DOCUMENT TEXT:
# # # # #

# X-Trail SE 2005 (QR25) gas engine



## milou500 (May 5, 2005)

My X-trail is 17000 Km and makes a valve ticking-like noise when cold and under load only (i.e not on neutral). After the engine is warmed up, the sound is faint but still there and can be heard more clearly under load at 3000 rpm.
The dealer told me very surprisingly after inspection that 2 pistons are "loose" and that explained the noise. They say that the engine block has to be entirely replaced as Nissan's policy is not to repair this kind of malfunction.
I am very satisfied of my X but this is very serious and worrysome. Or maybe this is the friday afternoon or monday morning car...
Anyone heard about that?? 

Thanks


----------



## XTrail1 (Feb 24, 2005)

This is very regretable, disappointing for sure. But at least they found and explained the problem and will fix it. The QR25 engine has a very good reputation but it's not a perfect world, the same can and has happened even with the deemed top or most improved brands out there.


----------



## ERBell (Aug 7, 2005)

milou500 said:


> My X-trail is 17000 Km and makes a valve ticking-like noise when cold and under load only (i.e not on neutral). After the engine is warmed up, the sound is faint but still there and can be heard more clearly under load at 3000 rpm.
> The dealer told me very surprisingly after inspection that 2 pistons are "loose" and that explained the noise. They say that the engine block has to be entirely replaced as Nissan's policy is not to repair this kind of malfunction.
> I am very satisfied of my X but this is very serious and worrysome. Or maybe this is the friday afternoon or monday morning car...
> Anyone heard about that??
> ...


I know slight valve ticking when the engine is cold is normal with some 4 cyl. engines. Hondas have a reputation for piston slap on higher mileage engines. Sorry to hear about your problem.


----------



## Terranismo (Aug 31, 2004)

milou500 said:


> My X-trail is 17000 Km and makes a valve ticking-like noise when cold and under load only (i.e not on neutral). After the engine is warmed up, the sound is faint but still there and can be heard more clearly under load at 3000 rpm.
> The dealer told me very surprisingly after inspection that 2 pistons are "loose" and that explained the noise. They say that the engine block has to be entirely replaced as Nissan's policy is not to repair this kind of malfunction.
> I am very satisfied of my X but this is very serious and worrysome. Or maybe this is the friday afternoon or monday morning car...

# # # # #

RAW DATA:

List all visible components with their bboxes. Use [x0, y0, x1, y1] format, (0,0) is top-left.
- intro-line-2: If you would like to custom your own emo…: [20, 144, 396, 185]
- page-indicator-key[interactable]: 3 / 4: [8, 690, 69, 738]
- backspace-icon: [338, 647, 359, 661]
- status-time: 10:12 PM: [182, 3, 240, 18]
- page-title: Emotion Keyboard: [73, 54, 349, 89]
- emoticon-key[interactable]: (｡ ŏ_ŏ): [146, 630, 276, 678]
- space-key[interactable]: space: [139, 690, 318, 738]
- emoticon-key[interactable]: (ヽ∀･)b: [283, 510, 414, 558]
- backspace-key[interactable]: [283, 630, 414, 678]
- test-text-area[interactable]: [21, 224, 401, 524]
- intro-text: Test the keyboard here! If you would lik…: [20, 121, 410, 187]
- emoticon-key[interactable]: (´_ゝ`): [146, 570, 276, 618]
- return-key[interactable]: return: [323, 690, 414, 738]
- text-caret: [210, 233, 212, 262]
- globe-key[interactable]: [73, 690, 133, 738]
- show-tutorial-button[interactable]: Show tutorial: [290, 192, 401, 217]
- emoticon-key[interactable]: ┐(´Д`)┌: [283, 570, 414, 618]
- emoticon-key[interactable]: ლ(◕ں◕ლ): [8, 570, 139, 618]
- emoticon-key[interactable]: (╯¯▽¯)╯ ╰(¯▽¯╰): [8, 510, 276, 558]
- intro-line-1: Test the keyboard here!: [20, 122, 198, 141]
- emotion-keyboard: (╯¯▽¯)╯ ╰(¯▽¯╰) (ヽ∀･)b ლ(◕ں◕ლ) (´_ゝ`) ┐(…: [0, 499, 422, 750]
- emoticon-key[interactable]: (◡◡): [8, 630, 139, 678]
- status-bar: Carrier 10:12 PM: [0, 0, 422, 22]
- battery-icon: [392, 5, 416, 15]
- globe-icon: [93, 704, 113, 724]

# # # # #

EXERCISE REQUIREMENTS:
#1 Repeat the records exactly, from their first line up to and including the line with "- globe-key[interactable]: [73, 690, 133, 738]".
#2 Continue the forum thread about the X-Trail engine noise from its last line.

FINAL RESULTS:
#1
List all visible components with their bboxes. Use [x0, y0, x1, y1] format, (0,0) is top-left.
- intro-line-2: If you would like to custom your own emo…: [20, 144, 396, 185]
- page-indicator-key[interactable]: 3 / 4: [8, 690, 69, 738]
- backspace-icon: [338, 647, 359, 661]
- status-time: 10:12 PM: [182, 3, 240, 18]
- page-title: Emotion Keyboard: [73, 54, 349, 89]
- emoticon-key[interactable]: (｡ ŏ_ŏ): [146, 630, 276, 678]
- space-key[interactable]: space: [139, 690, 318, 738]
- emoticon-key[interactable]: (ヽ∀･)b: [283, 510, 414, 558]
- backspace-key[interactable]: [283, 630, 414, 678]
- test-text-area[interactable]: [21, 224, 401, 524]
- intro-text: Test the keyboard here! If you would lik…: [20, 121, 410, 187]
- emoticon-key[interactable]: (´_ゝ`): [146, 570, 276, 618]
- return-key[interactable]: return: [323, 690, 414, 738]
- text-caret: [210, 233, 212, 262]
- globe-key[interactable]: [73, 690, 133, 738]

#2
> Anyone heard about that??
> ...


 :bs: 

The ticking noise you hear is most likely the precat on the exhaust manifold heating up. Since they inspected you X and mentioned damage to 2 pistons, I'm thinking your pre-cat self-destructed (like almost all QR25DEs) and scored your cylinder walls.

XTrail1: The QR25DE engine is far from being reliable. Some problems include:

1. Head gasket warp thanks to differing temperatures between the head and block.
2. Too thin cylinder walls between the #2 and #3 pistons, excacerbated by a thin head gasket.
3. Precat self-destruction which gets sucked up into the engine block and scores the cylinders and pistons.
4. Butterfly valves and screws which become loose and find their way into the valvetrain and pistons.
5. Crank positioning sensor.
6. Throttle body oil buildup.
7. Malfunctioning MAF sensor.

etc, etc, etc.


----------



## XTrail1 (Feb 24, 2005)

Very interesting Terranismo, I've been reading on this site for quite a while now and don't recall reading about all the items on the list. Is there a better site where I can read about *all* these problems with *all* these QR engines?


----------



## Terranismo (Aug 31, 2004)

www.b15sentra.net
www.qr25de.net
www.thevboard.com

By the way, the QR25DE engine in the Altima and Sentra have already be summoned for:

butterfly valve recall
exhaust manifold (where pre-cat is located)
transmission (gear desintegration)
head gasket (increased oil consumption)

While dealers frequently change these parts or perform these services under warranty with no questions asked:

MAF sensor
Throttle body cleanup

The X also has a recall of its own dealing with crank postioning sensors but it goes according to VIN numbers.

I would like to remind you that this X-Trail section is only 1 year (or less) old, while those other forums have been around for more than 4 years. 4 years documenting the QR25DE engine and its many failures.


----------



## ValBoo (May 19, 2003)

Very good points Terranismo
But lets not be alarmist,

For sure the problems associated with the QR25DE are to be taken seriously.

But for those in Canada the X-Trail (& its QR25DE engine) has entered the market in mid 2004 with the 2005 edition. And again in Canada the QR25DE was first used in Altima & Sentra SE-R & SpecV since 2002, which gave a fair bit of time to work out the problems with the engine.

Also, it depends how you "treat" the QR25DE; Obviously you would tend to push limits more with a Sentra Spec-V than with an X-Trail, and therefore would more likely see the pre-catalytic converter degradation and butterfly screw coming loose with a Sentra than an X-Trail.

For those wanting more in depth info on their QR25 engine, the links provided by Terranismo will come in very handy!


The QR25 is a very good engine  when treated with respect.

(now I just hope I will not get hit by lightning for having said this)


----------



## Terranismo (Aug 31, 2004)

Marc I also thought the same as you did, but what about the Altima 2.5 S which is a normal family sedan, and also has the same problems that the Spec-V (and SE-R) have. The problems I stated above are either design or material defects in the engine's fabrication. For example:

Butterfly screws still come loose in 05 Spec-Vs.
Precat failure is still seen in the new 05 models.
Transmission problems were remedied in the 04 switch.
Head gasket warpage is still present in 04 and newer models.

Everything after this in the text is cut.